RECORD EXCERPTS:
============================================================

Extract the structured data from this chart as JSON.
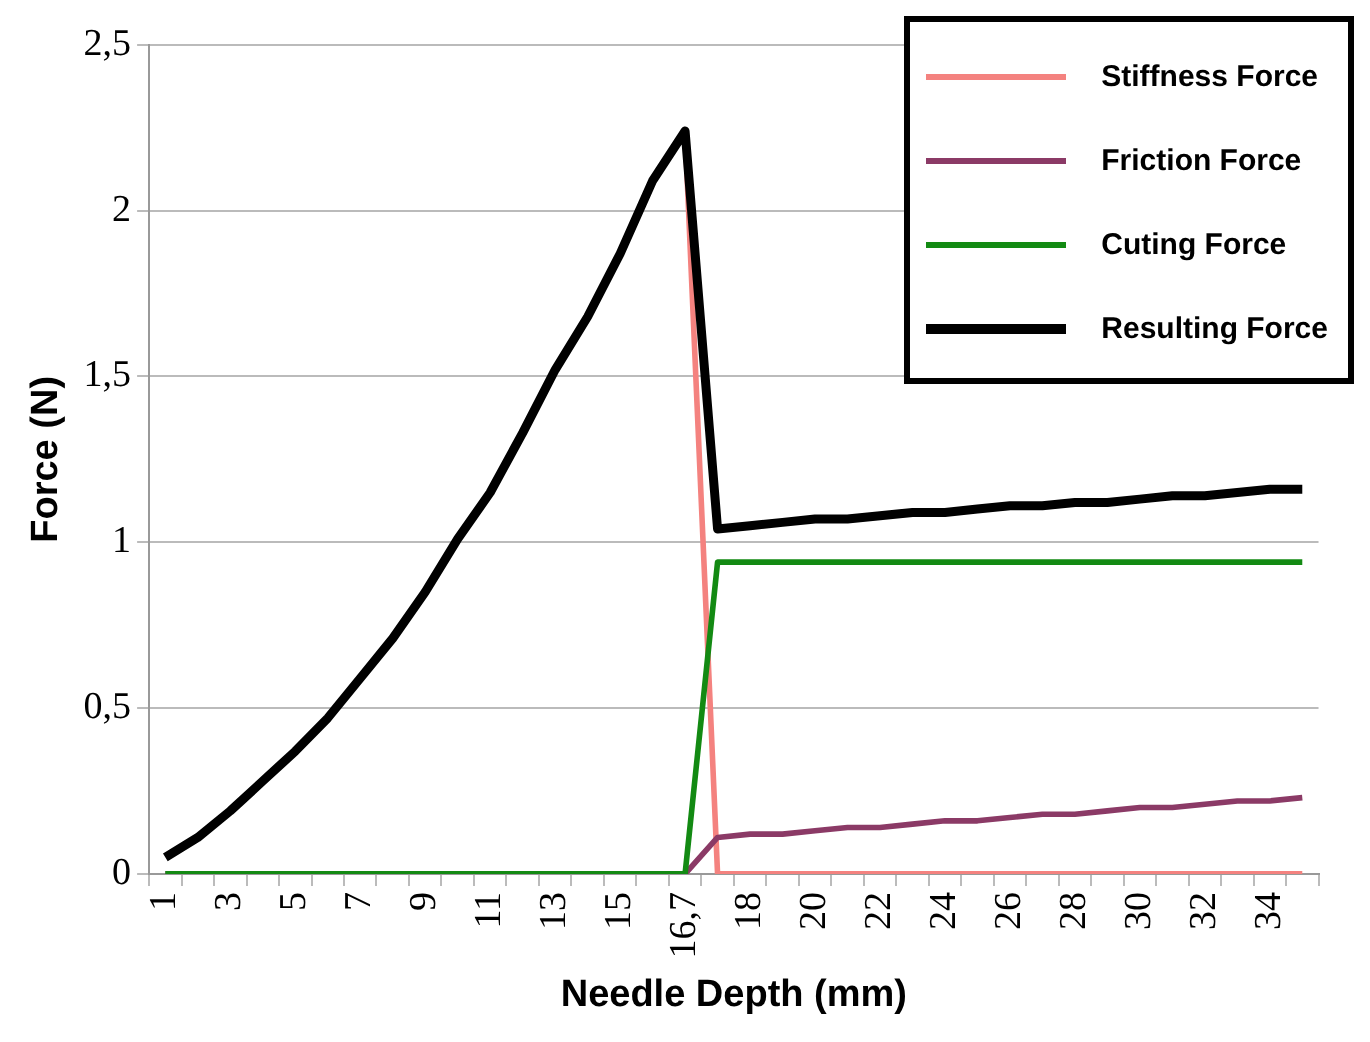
{
  "chart_data": {
    "type": "line",
    "xlabel": "Needle Depth (mm)",
    "ylabel": "Force (N)",
    "categories": [
      "1",
      null,
      "3",
      null,
      "5",
      null,
      "7",
      null,
      "9",
      null,
      "11",
      null,
      "13",
      null,
      "15",
      null,
      "16,7",
      null,
      "18",
      null,
      "20",
      null,
      "22",
      null,
      "24",
      null,
      "26",
      null,
      "28",
      null,
      "30",
      null,
      "32",
      null,
      "34",
      null
    ],
    "series": [
      {
        "name": "Stiffness Force",
        "color": "#f4827f",
        "values": [
          null,
          null,
          null,
          null,
          null,
          null,
          null,
          null,
          null,
          null,
          null,
          null,
          null,
          null,
          null,
          null,
          2.24,
          0,
          0,
          0,
          0,
          0,
          0,
          0,
          0,
          0,
          0,
          0,
          0,
          0,
          0,
          0,
          0,
          0,
          0,
          0
        ]
      },
      {
        "name": "Friction Force",
        "color": "#8b3a66",
        "values": [
          0,
          0,
          0,
          0,
          0,
          0,
          0,
          0,
          0,
          0,
          0,
          0,
          0,
          0,
          0,
          0,
          0,
          0.11,
          0.12,
          0.12,
          0.13,
          0.14,
          0.14,
          0.15,
          0.16,
          0.16,
          0.17,
          0.18,
          0.18,
          0.19,
          0.2,
          0.2,
          0.21,
          0.22,
          0.22,
          0.23
        ]
      },
      {
        "name": "Cuting Force",
        "color": "#138a13",
        "values": [
          0,
          0,
          0,
          0,
          0,
          0,
          0,
          0,
          0,
          0,
          0,
          0,
          0,
          0,
          0,
          0,
          0,
          0.94,
          0.94,
          0.94,
          0.94,
          0.94,
          0.94,
          0.94,
          0.94,
          0.94,
          0.94,
          0.94,
          0.94,
          0.94,
          0.94,
          0.94,
          0.94,
          0.94,
          0.94,
          0.94
        ]
      },
      {
        "name": "Resulting Force",
        "color": "#000000",
        "values": [
          0.05,
          0.11,
          0.19,
          0.28,
          0.37,
          0.47,
          0.59,
          0.71,
          0.85,
          1.01,
          1.15,
          1.33,
          1.52,
          1.68,
          1.87,
          2.09,
          2.24,
          1.04,
          1.05,
          1.06,
          1.07,
          1.07,
          1.08,
          1.09,
          1.09,
          1.1,
          1.11,
          1.11,
          1.12,
          1.12,
          1.13,
          1.14,
          1.14,
          1.15,
          1.16,
          1.16
        ]
      }
    ],
    "ylim": [
      0,
      2.5
    ],
    "yticks": [
      0,
      {
        "value": 0.5,
        "label": "0,5"
      },
      1,
      {
        "value": 1.5,
        "label": "1,5"
      },
      2,
      {
        "value": 2.5,
        "label": "2,5"
      }
    ],
    "grid": "y",
    "legend": "top right",
    "marker": "none",
    "line_style": "solid"
  }
}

============================================================

WHAT THE TASK REQUIRES:
Leaving the pictures aside, transcribe the entire listing exactly.

RESULT:
Extract the structured data from this chart as JSON.
{
  "chart_data": {
    "type": "line",
    "xlabel": "Needle Depth (mm)",
    "ylabel": "Force (N)",
    "categories": [
      "1",
      null,
      "3",
      null,
      "5",
      null,
      "7",
      null,
      "9",
      null,
      "11",
      null,
      "13",
      null,
      "15",
      null,
      "16,7",
      null,
      "18",
      null,
      "20",
      null,
      "22",
      null,
      "24",
      null,
      "26",
      null,
      "28",
      null,
      "30",
      null,
      "32",
      null,
      "34",
      null
    ],
    "series": [
      {
        "name": "Stiffness Force",
        "color": "#f4827f",
        "values": [
          null,
          null,
          null,
          null,
          null,
          null,
          null,
          null,
          null,
          null,
          null,
          null,
          null,
          null,
          null,
          null,
          2.24,
          0,
          0,
          0,
          0,
          0,
          0,
          0,
          0,
          0,
          0,
          0,
          0,
          0,
          0,
          0,
          0,
          0,
          0,
          0
        ]
      },
      {
        "name": "Friction Force",
        "color": "#8b3a66",
        "values": [
          0,
          0,
          0,
          0,
          0,
          0,
          0,
          0,
          0,
          0,
          0,
          0,
          0,
          0,
          0,
          0,
          0,
          0.11,
          0.12,
          0.12,
          0.13,
          0.14,
          0.14,
          0.15,
          0.16,
          0.16,
          0.17,
          0.18,
          0.18,
          0.19,
          0.2,
          0.2,
          0.21,
          0.22,
          0.22,
          0.23
        ]
      },
      {
        "name": "Cuting Force",
        "color": "#138a13",
        "values": [
          0,
          0,
          0,
          0,
          0,
          0,
          0,
          0,
          0,
          0,
          0,
          0,
          0,
          0,
          0,
          0,
          0,
          0.94,
          0.94,
          0.94,
          0.94,
          0.94,
          0.94,
          0.94,
          0.94,
          0.94,
          0.94,
          0.94,
          0.94,
          0.94,
          0.94,
          0.94,
          0.94,
          0.94,
          0.94,
          0.94
        ]
      },
      {
        "name": "Resulting Force",
        "color": "#000000",
        "values": [
          0.05,
          0.11,
          0.19,
          0.28,
          0.37,
          0.47,
          0.59,
          0.71,
          0.85,
          1.01,
          1.15,
          1.33,
          1.52,
          1.68,
          1.87,
          2.09,
          2.24,
          1.04,
          1.05,
          1.06,
          1.07,
          1.07,
          1.08,
          1.09,
          1.09,
          1.1,
          1.11,
          1.11,
          1.12,
          1.12,
          1.13,
          1.14,
          1.14,
          1.15,
          1.16,
          1.16
        ]
      }
    ],
    "ylim": [
      0,
      2.5
    ],
    "yticks": [
      0,
      {
        "value": 0.5,
        "label": "0,5"
      },
      1,
      {
        "value": 1.5,
        "label": "1,5"
      },
      2,
      {
        "value": 2.5,
        "label": "2,5"
      }
    ],
    "grid": "y",
    "legend": "top right",
    "marker": "none",
    "line_style": "solid"
  }
}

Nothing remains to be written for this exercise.